*Extracted data entries*
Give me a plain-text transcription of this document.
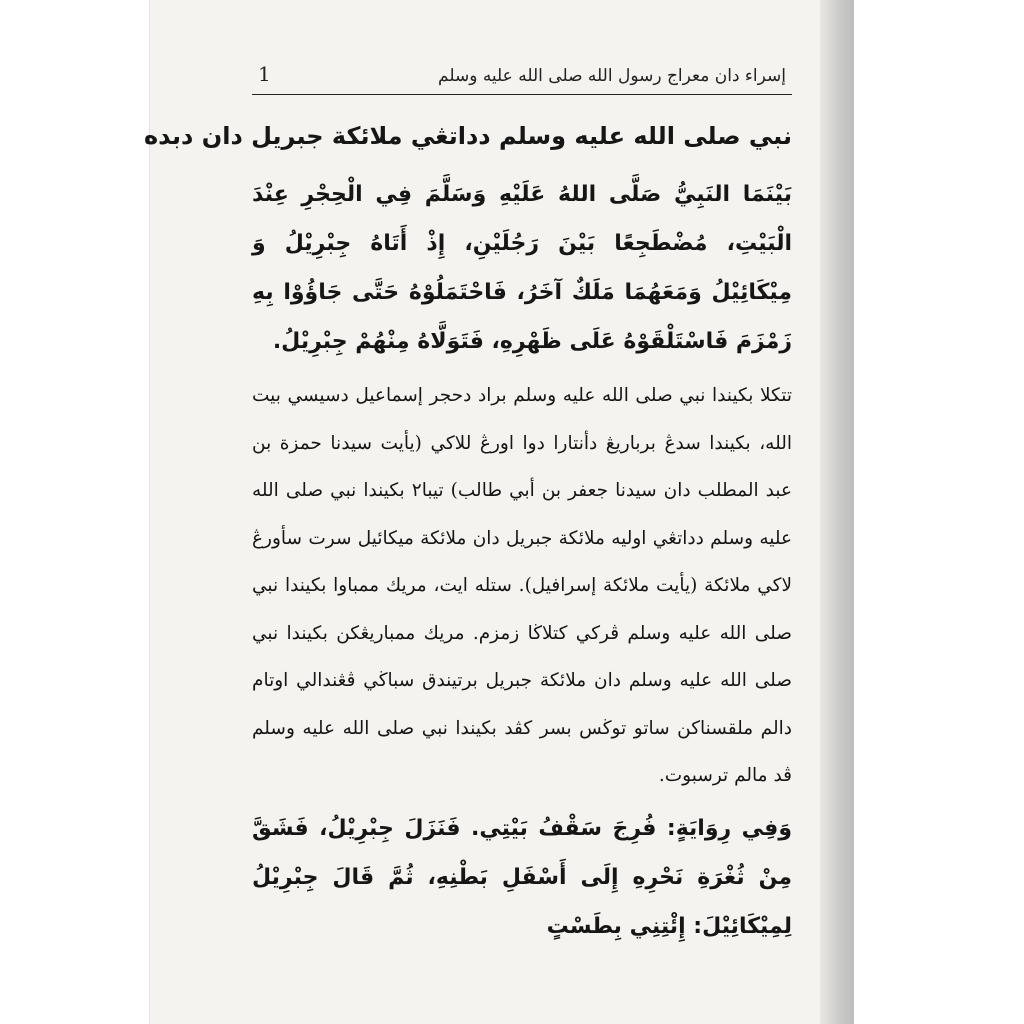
1	إسراء دان معراج رسول الله صلى الله عليه وسلم
نبي صلى الله عليه وسلم دداتڠي ملائكة جبريل دان دبده

بَيْنَمَا النَبِيُّ صَلَّى اللهُ عَلَيْهِ وَسَلَّمَ فِي الْحِجْرِ عِنْدَ الْبَيْتِ، مُضْطَجِعًا بَيْنَ رَجُلَيْنِ، إِذْ أَتَاهُ جِبْرِيْلُ وَ مِيْكَائِيْلُ وَمَعَهُمَا مَلَكٌ آخَرُ، فَاحْتَمَلُوْهُ حَتَّى جَاؤُوْا بِهِ زَمْزَمَ فَاسْتَلْقَوْهُ عَلَى ظَهْرِهِ، فَتَوَلَّاهُ مِنْهُمْ جِبْرِيْلُ.

تتكلا بكيندا نبي صلى الله عليه وسلم براد دحجر إسماعيل دسيسي بيت الله، بكيندا سدڠ برباريڠ دأنتارا دوا اورڠ للاكي (يأيت سيدنا حمزة بن عبد المطلب دان سيدنا جعفر بن أبي طالب) تيبا٢ بكيندا نبي صلى الله عليه وسلم دداتڠي اوليه ملائكة جبريل دان ملائكة ميكائيل سرت سأورڠ لاكي ملائكة (يأيت ملائكة إسرافيل). ستله ايت، مريك ممباوا بكيندا نبي صلى الله عليه وسلم ڤركي كتلاڬا زمزم. مريك ممباريڠكن بكيندا نبي صلى الله عليه وسلم دان ملائكة جبريل برتيندق سباڬي ڤڠندالي اوتام دالم ملقسناكن ساتو توڬس بسر كڤد بكيندا نبي صلى الله عليه وسلم ڤد مالم ترسبوت.

وَفِي رِوَايَةٍ: فُرِجَ سَقْفُ بَيْتِي. فَنَزَلَ جِبْرِيْلُ، فَشَقَّ مِنْ ثُغْرَةِ نَحْرِهِ إِلَى أَسْفَلِ بَطْنِهِ، ثُمَّ قَالَ جِبْرِيْلُ لِمِيْكَائِيْلَ: إِئْتِنِي بِطَسْتٍ
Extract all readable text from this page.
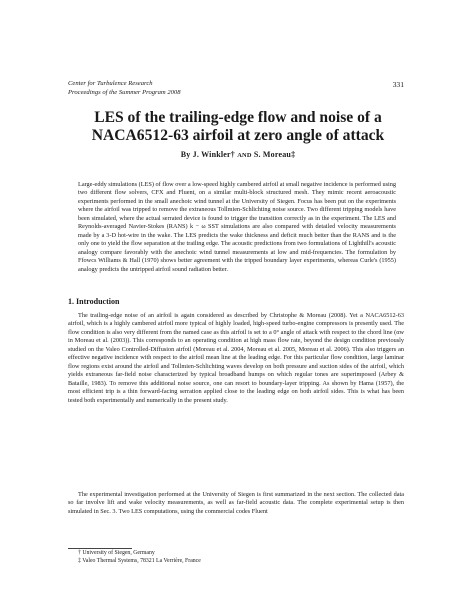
Center for Turbulence Research

Proceedings of the Summer Program 2008

331
LES of the trailing-edge flow and noise of a
NACA6512-63 airfoil at zero angle of attack
By J. Winkler† AND S. Moreau‡

Large-eddy simulations (LES) of flow over a low-speed highly cambered airfoil at small negative incidence is performed using two different flow solvers, CFX and Fluent, on a similar multi-block structured mesh. They mimic recent aeroacoustic experiments performed in the small anechoic wind tunnel at the University of Siegen. Focus has been put on the experiments where the airfoil was tripped to remove the extraneous Tollmien-Schlichting noise source. Two different tripping models have been simulated, where the actual serrated device is found to trigger the transition correctly as in the experiment. The LES and Reynolds-averaged Navier-Stokes (RANS) k − ω SST simulations are also compared with detailed velocity measurements made by a 3-D hot-wire in the wake. The LES predicts the wake thickness and deficit much better than the RANS and is the only one to yield the flow separation at the trailing edge. The acoustic predictions from two formulations of Lighthill's acoustic analogy compare favorably with the anechoic wind tunnel measurements at low and mid-frequencies. The formulation by Ffowcs Williams & Hall (1970) shows better agreement with the tripped boundary layer experiments, whereas Curle's (1955) analogy predicts the untripped airfoil sound radiation better.

1. Introduction

The trailing-edge noise of an airfoil is again considered as described by Christophe & Moreau (2008). Yet a NACA6512-63 airfoil, which is a highly cambered airfoil more typical of highly loaded, high-speed turbo-engine compressors is presently used. The flow condition is also very different from the named case as this airfoil is set to a 0° angle of attack with respect to the chord line (αw in Moreau et al. (2003)). This corresponds to an operating condition at high mass flow rate, beyond the design condition previously studied on the Valeo Controlled-Diffusion airfoil (Moreau et al. 2004, Moreau et al. 2005, Moreau et al. 2006). This also triggers an effective negative incidence with respect to the airfoil mean line at the leading edge. For this particular flow condition, large laminar flow regions exist around the airfoil and Tollmien-Schlichting waves develop on both pressure and suction sides of the airfoil, which yields extraneous far-field noise characterized by typical broadband humps on which regular tones are superimposed (Arbey & Bataille, 1983). To remove this additional noise source, one can resort to boundary-layer tripping. As shown by Hama (1957), the most efficient trip is a thin forward-facing serration applied close to the leading edge on both airfoil sides. This is what has been tested both experimentally and numerically in the present study.

The experimental investigation performed at the University of Siegen is first summarized in the next section. The collected data so far involve lift and wake velocity measurements, as well as far-field acoustic data. The complete experimental setup is then simulated in Sec. 3. Two LES computations, using the commercial codes Fluent

† University of Siegen, Germany

‡ Valeo Thermal Systems, 78321 La Verrière, France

*The request*
Show every line that contains the word "عليه".

*Solution to this exercise*
1	إسراء دان معراج رسول الله صلى الله عليه وسلم
نبي صلى الله عليه وسلم دداتڠي ملائكة جبريل دان دبده
تتكلا بكيندا نبي صلى الله عليه وسلم براد دحجر إسماعيل دسيسي بيت الله، بكيندا سدڠ برباريڠ دأنتارا دوا اورڠ للاكي (يأيت سيدنا حمزة بن عبد المطلب دان سيدنا جعفر بن أبي طالب) تيبا٢ بكيندا نبي صلى الله عليه وسلم دداتڠي اوليه ملائكة جبريل دان ملائكة ميكائيل سرت سأورڠ لاكي ملائكة (يأيت ملائكة إسرافيل). ستله ايت، مريك ممباوا بكيندا نبي صلى الله عليه وسلم ڤركي كتلاڬا زمزم. مريك ممباريڠكن بكيندا نبي صلى الله عليه وسلم دان ملائكة جبريل برتيندق سباڬي ڤڠندالي اوتام دالم ملقسناكن ساتو توڬس بسر كڤد بكيندا نبي صلى الله عليه وسلم ڤد مالم ترسبوت.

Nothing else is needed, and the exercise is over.